It obtained 5 convictions in the 1992 cases, with 2 cases still 
in court and one finding of self-defense; it also obtained 2 
convictions in the 1993 cases and 1 in the 1994 cases.

     b.  Disappearance

There were no reports of abductions or disappearances.

     c.  Torture and Other Cruel, Inhuman, or Degrading 
         Treatment or Punishment

The law prohibits such practices, but police continued to 
subject detainees and prisoners to harsh treatment, including 
physical and psychological abuse and detention under 
overcrowded and extremely unhealthful conditions.  Credible 
reports of the excessive use of force and police brutality 
during the arrest and questioning of suspects also continued.  
In one case, six police officers were convicted of beating 
detainees, and given sentences ranging from 30 months to a 
fine.  Another case is still pending.

The conditions of severe overcrowding and idleness, 
particularly at the Tallinn pretrial detention prison built in 
1765, did not change.  However, work began on remodeling two 
buildings which should significantly reduce overcrowding at the 
Tallinn prison.  At the invitation of the Ministry of Justice, 
experts from the Council of Europe (COE) studied Estonian 
prison conditions and made numerous general and specific 
recommendations, some of which were implemented.

● ● ●

**TASK INSTRUCTIONS:**
Please copy everything in the report text from "It obtained 5" down to "abductions or disappearances.", word for word. Work from the report text alone.

● ● ●

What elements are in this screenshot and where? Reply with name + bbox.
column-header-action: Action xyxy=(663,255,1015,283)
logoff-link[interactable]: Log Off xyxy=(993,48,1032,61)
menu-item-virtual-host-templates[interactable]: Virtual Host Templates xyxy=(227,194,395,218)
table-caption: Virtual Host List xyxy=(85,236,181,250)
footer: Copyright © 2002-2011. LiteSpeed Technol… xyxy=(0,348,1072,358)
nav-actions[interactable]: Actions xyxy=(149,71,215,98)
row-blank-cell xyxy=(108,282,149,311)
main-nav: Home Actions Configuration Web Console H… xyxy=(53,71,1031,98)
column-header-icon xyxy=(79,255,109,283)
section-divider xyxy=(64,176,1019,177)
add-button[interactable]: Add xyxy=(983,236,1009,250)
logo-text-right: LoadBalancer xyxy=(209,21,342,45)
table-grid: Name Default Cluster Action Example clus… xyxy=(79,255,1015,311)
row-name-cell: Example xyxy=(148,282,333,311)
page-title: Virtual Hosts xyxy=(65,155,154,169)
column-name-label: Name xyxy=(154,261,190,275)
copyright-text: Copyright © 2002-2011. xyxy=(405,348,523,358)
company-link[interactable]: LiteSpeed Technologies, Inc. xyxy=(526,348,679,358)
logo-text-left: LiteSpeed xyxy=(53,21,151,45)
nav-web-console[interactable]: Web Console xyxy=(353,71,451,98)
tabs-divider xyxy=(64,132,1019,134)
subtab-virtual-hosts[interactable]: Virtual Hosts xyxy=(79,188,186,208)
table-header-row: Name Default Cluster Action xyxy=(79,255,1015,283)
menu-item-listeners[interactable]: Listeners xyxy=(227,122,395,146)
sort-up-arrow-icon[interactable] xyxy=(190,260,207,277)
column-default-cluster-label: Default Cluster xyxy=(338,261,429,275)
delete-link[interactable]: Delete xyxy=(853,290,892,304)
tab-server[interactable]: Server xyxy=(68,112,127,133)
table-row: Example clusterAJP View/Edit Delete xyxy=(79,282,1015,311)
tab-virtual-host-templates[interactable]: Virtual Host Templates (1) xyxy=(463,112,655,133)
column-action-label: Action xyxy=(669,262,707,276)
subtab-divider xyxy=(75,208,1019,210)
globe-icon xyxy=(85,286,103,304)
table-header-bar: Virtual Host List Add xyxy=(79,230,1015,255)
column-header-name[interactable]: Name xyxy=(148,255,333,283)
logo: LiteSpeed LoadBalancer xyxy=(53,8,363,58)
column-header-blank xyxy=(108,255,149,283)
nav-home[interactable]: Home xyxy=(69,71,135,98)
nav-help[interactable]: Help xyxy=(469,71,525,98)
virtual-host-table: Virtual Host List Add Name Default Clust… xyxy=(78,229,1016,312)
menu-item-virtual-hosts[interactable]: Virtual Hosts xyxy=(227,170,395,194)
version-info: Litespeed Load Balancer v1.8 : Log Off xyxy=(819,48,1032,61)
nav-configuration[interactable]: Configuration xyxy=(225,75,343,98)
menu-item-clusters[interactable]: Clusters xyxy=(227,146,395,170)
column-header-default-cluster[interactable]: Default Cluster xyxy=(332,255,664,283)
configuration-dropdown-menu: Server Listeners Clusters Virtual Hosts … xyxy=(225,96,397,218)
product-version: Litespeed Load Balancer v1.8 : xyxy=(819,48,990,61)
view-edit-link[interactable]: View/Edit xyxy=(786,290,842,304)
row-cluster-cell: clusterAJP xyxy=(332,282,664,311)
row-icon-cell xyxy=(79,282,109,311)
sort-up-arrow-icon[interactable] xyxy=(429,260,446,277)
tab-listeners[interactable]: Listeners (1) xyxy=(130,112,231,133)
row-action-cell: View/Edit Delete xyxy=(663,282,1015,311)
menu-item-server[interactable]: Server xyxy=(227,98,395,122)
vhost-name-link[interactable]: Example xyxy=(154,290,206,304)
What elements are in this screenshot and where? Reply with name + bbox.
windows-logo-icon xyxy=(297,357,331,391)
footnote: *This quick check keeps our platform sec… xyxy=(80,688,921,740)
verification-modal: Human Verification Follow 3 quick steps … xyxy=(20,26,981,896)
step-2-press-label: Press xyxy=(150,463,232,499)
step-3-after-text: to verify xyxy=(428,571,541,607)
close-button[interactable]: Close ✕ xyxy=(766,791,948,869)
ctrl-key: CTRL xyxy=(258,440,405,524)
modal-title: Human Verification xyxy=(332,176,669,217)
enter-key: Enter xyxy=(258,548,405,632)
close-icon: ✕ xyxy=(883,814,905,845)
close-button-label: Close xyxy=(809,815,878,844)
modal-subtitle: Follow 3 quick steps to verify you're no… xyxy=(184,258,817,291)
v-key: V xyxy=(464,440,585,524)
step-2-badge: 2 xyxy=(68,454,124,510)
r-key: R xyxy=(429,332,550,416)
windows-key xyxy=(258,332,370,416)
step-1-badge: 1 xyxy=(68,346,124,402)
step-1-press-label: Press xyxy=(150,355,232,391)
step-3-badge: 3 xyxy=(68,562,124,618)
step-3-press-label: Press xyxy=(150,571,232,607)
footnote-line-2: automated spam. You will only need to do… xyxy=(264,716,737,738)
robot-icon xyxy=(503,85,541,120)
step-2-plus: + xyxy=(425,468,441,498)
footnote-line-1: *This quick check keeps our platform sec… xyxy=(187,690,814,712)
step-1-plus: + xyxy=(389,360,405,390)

● ● ●

**THE REPLY:**
It obtained 5 convictions in the 1992 cases, with 2 cases still 
in court and one finding of self-defense; it also obtained 2 
convictions in the 1993 cases and 1 in the 1994 cases.

     b.  Disappearance

There were no reports of abductions or disappearances.